## INPUT ROWS
※ ※ ※

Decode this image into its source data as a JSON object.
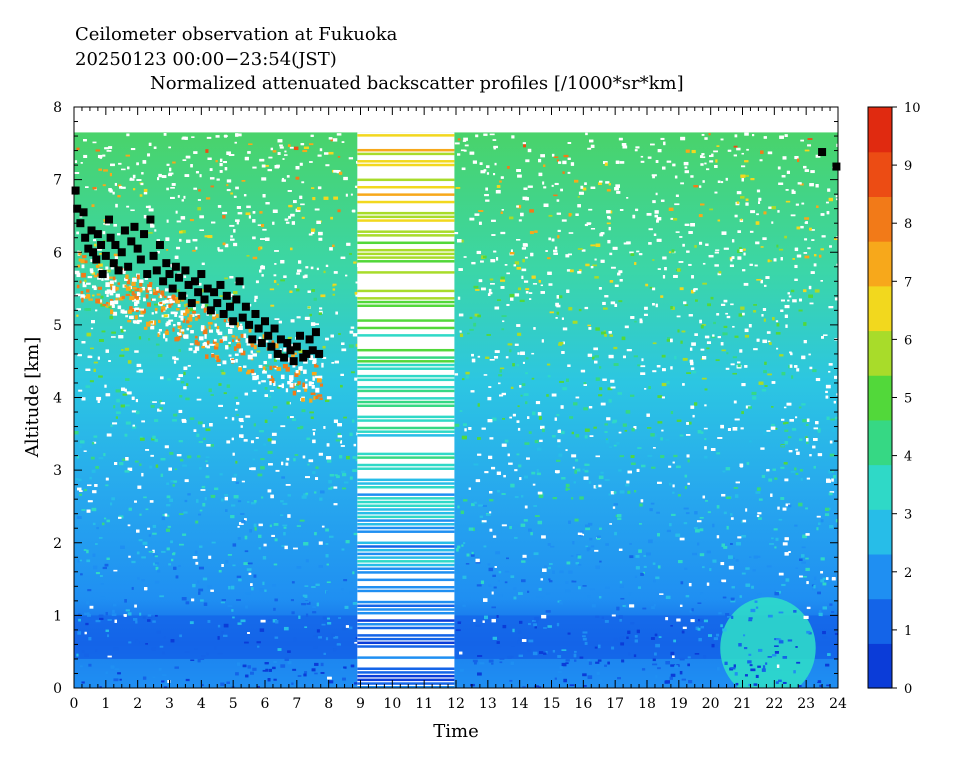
{
  "chart_data": {
    "type": "heatmap",
    "title_lines": [
      "Ceilometer observation at Fukuoka",
      "20250123  00:00−23:54(JST)",
      "Normalized attenuated backscatter profiles [/1000*sr*km]"
    ],
    "xlabel": "Time",
    "ylabel": "Altitude [km]",
    "xlim": [
      0,
      24
    ],
    "ylim": [
      0,
      8
    ],
    "x_ticks": [
      "0",
      "1",
      "2",
      "3",
      "4",
      "5",
      "6",
      "7",
      "8",
      "9",
      "10",
      "11",
      "12",
      "13",
      "14",
      "15",
      "16",
      "17",
      "18",
      "19",
      "20",
      "21",
      "22",
      "23",
      "24"
    ],
    "y_ticks": [
      "0",
      "1",
      "2",
      "3",
      "4",
      "5",
      "6",
      "7",
      "8"
    ],
    "colorbar": {
      "range": [
        0,
        10
      ],
      "ticks": [
        "0",
        "1",
        "2",
        "3",
        "4",
        "5",
        "6",
        "7",
        "8",
        "9",
        "10"
      ],
      "colors": [
        "#0b3cd8",
        "#1464e8",
        "#1f8ff2",
        "#27bde8",
        "#2fd9c7",
        "#36d884",
        "#52d83a",
        "#a8dc2a",
        "#f2d81e",
        "#f7a81b",
        "#f27a18",
        "#ec4c14",
        "#e02a10"
      ]
    },
    "data_top_km": 7.65,
    "gap_stripes": {
      "x_start": 8.9,
      "x_end": 11.95
    },
    "cloud_base_points": [
      [
        0.05,
        6.85
      ],
      [
        0.1,
        6.6
      ],
      [
        0.2,
        6.4
      ],
      [
        0.3,
        6.55
      ],
      [
        0.35,
        6.2
      ],
      [
        0.45,
        6.05
      ],
      [
        0.55,
        6.3
      ],
      [
        0.6,
        6.0
      ],
      [
        0.7,
        5.9
      ],
      [
        0.75,
        6.25
      ],
      [
        0.85,
        6.1
      ],
      [
        0.9,
        5.7
      ],
      [
        1.0,
        5.95
      ],
      [
        1.1,
        6.45
      ],
      [
        1.15,
        6.2
      ],
      [
        1.25,
        5.85
      ],
      [
        1.3,
        6.1
      ],
      [
        1.4,
        5.75
      ],
      [
        1.5,
        6.0
      ],
      [
        1.6,
        6.3
      ],
      [
        1.7,
        5.8
      ],
      [
        1.8,
        6.15
      ],
      [
        1.9,
        6.35
      ],
      [
        2.0,
        6.05
      ],
      [
        2.1,
        5.9
      ],
      [
        2.2,
        6.25
      ],
      [
        2.3,
        5.7
      ],
      [
        2.4,
        6.45
      ],
      [
        2.5,
        5.95
      ],
      [
        2.6,
        5.75
      ],
      [
        2.7,
        6.1
      ],
      [
        2.8,
        5.6
      ],
      [
        2.9,
        5.85
      ],
      [
        3.0,
        5.7
      ],
      [
        3.1,
        5.5
      ],
      [
        3.2,
        5.8
      ],
      [
        3.3,
        5.65
      ],
      [
        3.4,
        5.4
      ],
      [
        3.5,
        5.75
      ],
      [
        3.6,
        5.55
      ],
      [
        3.7,
        5.3
      ],
      [
        3.8,
        5.6
      ],
      [
        3.9,
        5.45
      ],
      [
        4.0,
        5.7
      ],
      [
        4.1,
        5.35
      ],
      [
        4.2,
        5.5
      ],
      [
        4.3,
        5.2
      ],
      [
        4.4,
        5.45
      ],
      [
        4.5,
        5.3
      ],
      [
        4.6,
        5.55
      ],
      [
        4.7,
        5.15
      ],
      [
        4.8,
        5.4
      ],
      [
        4.9,
        5.25
      ],
      [
        5.0,
        5.05
      ],
      [
        5.1,
        5.35
      ],
      [
        5.2,
        5.6
      ],
      [
        5.3,
        5.1
      ],
      [
        5.4,
        5.25
      ],
      [
        5.5,
        5.0
      ],
      [
        5.6,
        4.8
      ],
      [
        5.7,
        5.15
      ],
      [
        5.8,
        4.95
      ],
      [
        5.9,
        4.75
      ],
      [
        6.0,
        5.05
      ],
      [
        6.1,
        4.85
      ],
      [
        6.2,
        4.7
      ],
      [
        6.3,
        4.95
      ],
      [
        6.4,
        4.6
      ],
      [
        6.5,
        4.8
      ],
      [
        6.6,
        4.55
      ],
      [
        6.7,
        4.75
      ],
      [
        6.8,
        4.65
      ],
      [
        6.9,
        4.5
      ],
      [
        7.0,
        4.7
      ],
      [
        7.1,
        4.85
      ],
      [
        7.2,
        4.55
      ],
      [
        7.3,
        4.6
      ],
      [
        7.4,
        4.8
      ],
      [
        7.5,
        4.65
      ],
      [
        7.6,
        4.9
      ],
      [
        7.7,
        4.6
      ],
      [
        23.5,
        7.38
      ],
      [
        23.95,
        7.18
      ]
    ]
  }
}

※ ※ ※

## WHAT TO PRODUCE
Reproduce the records above exactly, leaving out every picture they contain.

## RIGHT ANSWER
Decode this image into its source data as a JSON object.
{
  "chart_data": {
    "type": "heatmap",
    "title_lines": [
      "Ceilometer observation at Fukuoka",
      "20250123  00:00−23:54(JST)",
      "Normalized attenuated backscatter profiles [/1000*sr*km]"
    ],
    "xlabel": "Time",
    "ylabel": "Altitude [km]",
    "xlim": [
      0,
      24
    ],
    "ylim": [
      0,
      8
    ],
    "x_ticks": [
      "0",
      "1",
      "2",
      "3",
      "4",
      "5",
      "6",
      "7",
      "8",
      "9",
      "10",
      "11",
      "12",
      "13",
      "14",
      "15",
      "16",
      "17",
      "18",
      "19",
      "20",
      "21",
      "22",
      "23",
      "24"
    ],
    "y_ticks": [
      "0",
      "1",
      "2",
      "3",
      "4",
      "5",
      "6",
      "7",
      "8"
    ],
    "colorbar": {
      "range": [
        0,
        10
      ],
      "ticks": [
        "0",
        "1",
        "2",
        "3",
        "4",
        "5",
        "6",
        "7",
        "8",
        "9",
        "10"
      ],
      "colors": [
        "#0b3cd8",
        "#1464e8",
        "#1f8ff2",
        "#27bde8",
        "#2fd9c7",
        "#36d884",
        "#52d83a",
        "#a8dc2a",
        "#f2d81e",
        "#f7a81b",
        "#f27a18",
        "#ec4c14",
        "#e02a10"
      ]
    },
    "data_top_km": 7.65,
    "gap_stripes": {
      "x_start": 8.9,
      "x_end": 11.95
    },
    "cloud_base_points": [
      [
        0.05,
        6.85
      ],
      [
        0.1,
        6.6
      ],
      [
        0.2,
        6.4
      ],
      [
        0.3,
        6.55
      ],
      [
        0.35,
        6.2
      ],
      [
        0.45,
        6.05
      ],
      [
        0.55,
        6.3
      ],
      [
        0.6,
        6.0
      ],
      [
        0.7,
        5.9
      ],
      [
        0.75,
        6.25
      ],
      [
        0.85,
        6.1
      ],
      [
        0.9,
        5.7
      ],
      [
        1.0,
        5.95
      ],
      [
        1.1,
        6.45
      ],
      [
        1.15,
        6.2
      ],
      [
        1.25,
        5.85
      ],
      [
        1.3,
        6.1
      ],
      [
        1.4,
        5.75
      ],
      [
        1.5,
        6.0
      ],
      [
        1.6,
        6.3
      ],
      [
        1.7,
        5.8
      ],
      [
        1.8,
        6.15
      ],
      [
        1.9,
        6.35
      ],
      [
        2.0,
        6.05
      ],
      [
        2.1,
        5.9
      ],
      [
        2.2,
        6.25
      ],
      [
        2.3,
        5.7
      ],
      [
        2.4,
        6.45
      ],
      [
        2.5,
        5.95
      ],
      [
        2.6,
        5.75
      ],
      [
        2.7,
        6.1
      ],
      [
        2.8,
        5.6
      ],
      [
        2.9,
        5.85
      ],
      [
        3.0,
        5.7
      ],
      [
        3.1,
        5.5
      ],
      [
        3.2,
        5.8
      ],
      [
        3.3,
        5.65
      ],
      [
        3.4,
        5.4
      ],
      [
        3.5,
        5.75
      ],
      [
        3.6,
        5.55
      ],
      [
        3.7,
        5.3
      ],
      [
        3.8,
        5.6
      ],
      [
        3.9,
        5.45
      ],
      [
        4.0,
        5.7
      ],
      [
        4.1,
        5.35
      ],
      [
        4.2,
        5.5
      ],
      [
        4.3,
        5.2
      ],
      [
        4.4,
        5.45
      ],
      [
        4.5,
        5.3
      ],
      [
        4.6,
        5.55
      ],
      [
        4.7,
        5.15
      ],
      [
        4.8,
        5.4
      ],
      [
        4.9,
        5.25
      ],
      [
        5.0,
        5.05
      ],
      [
        5.1,
        5.35
      ],
      [
        5.2,
        5.6
      ],
      [
        5.3,
        5.1
      ],
      [
        5.4,
        5.25
      ],
      [
        5.5,
        5.0
      ],
      [
        5.6,
        4.8
      ],
      [
        5.7,
        5.15
      ],
      [
        5.8,
        4.95
      ],
      [
        5.9,
        4.75
      ],
      [
        6.0,
        5.05
      ],
      [
        6.1,
        4.85
      ],
      [
        6.2,
        4.7
      ],
      [
        6.3,
        4.95
      ],
      [
        6.4,
        4.6
      ],
      [
        6.5,
        4.8
      ],
      [
        6.6,
        4.55
      ],
      [
        6.7,
        4.75
      ],
      [
        6.8,
        4.65
      ],
      [
        6.9,
        4.5
      ],
      [
        7.0,
        4.7
      ],
      [
        7.1,
        4.85
      ],
      [
        7.2,
        4.55
      ],
      [
        7.3,
        4.6
      ],
      [
        7.4,
        4.8
      ],
      [
        7.5,
        4.65
      ],
      [
        7.6,
        4.9
      ],
      [
        7.7,
        4.6
      ],
      [
        23.5,
        7.38
      ],
      [
        23.95,
        7.18
      ]
    ]
  }
}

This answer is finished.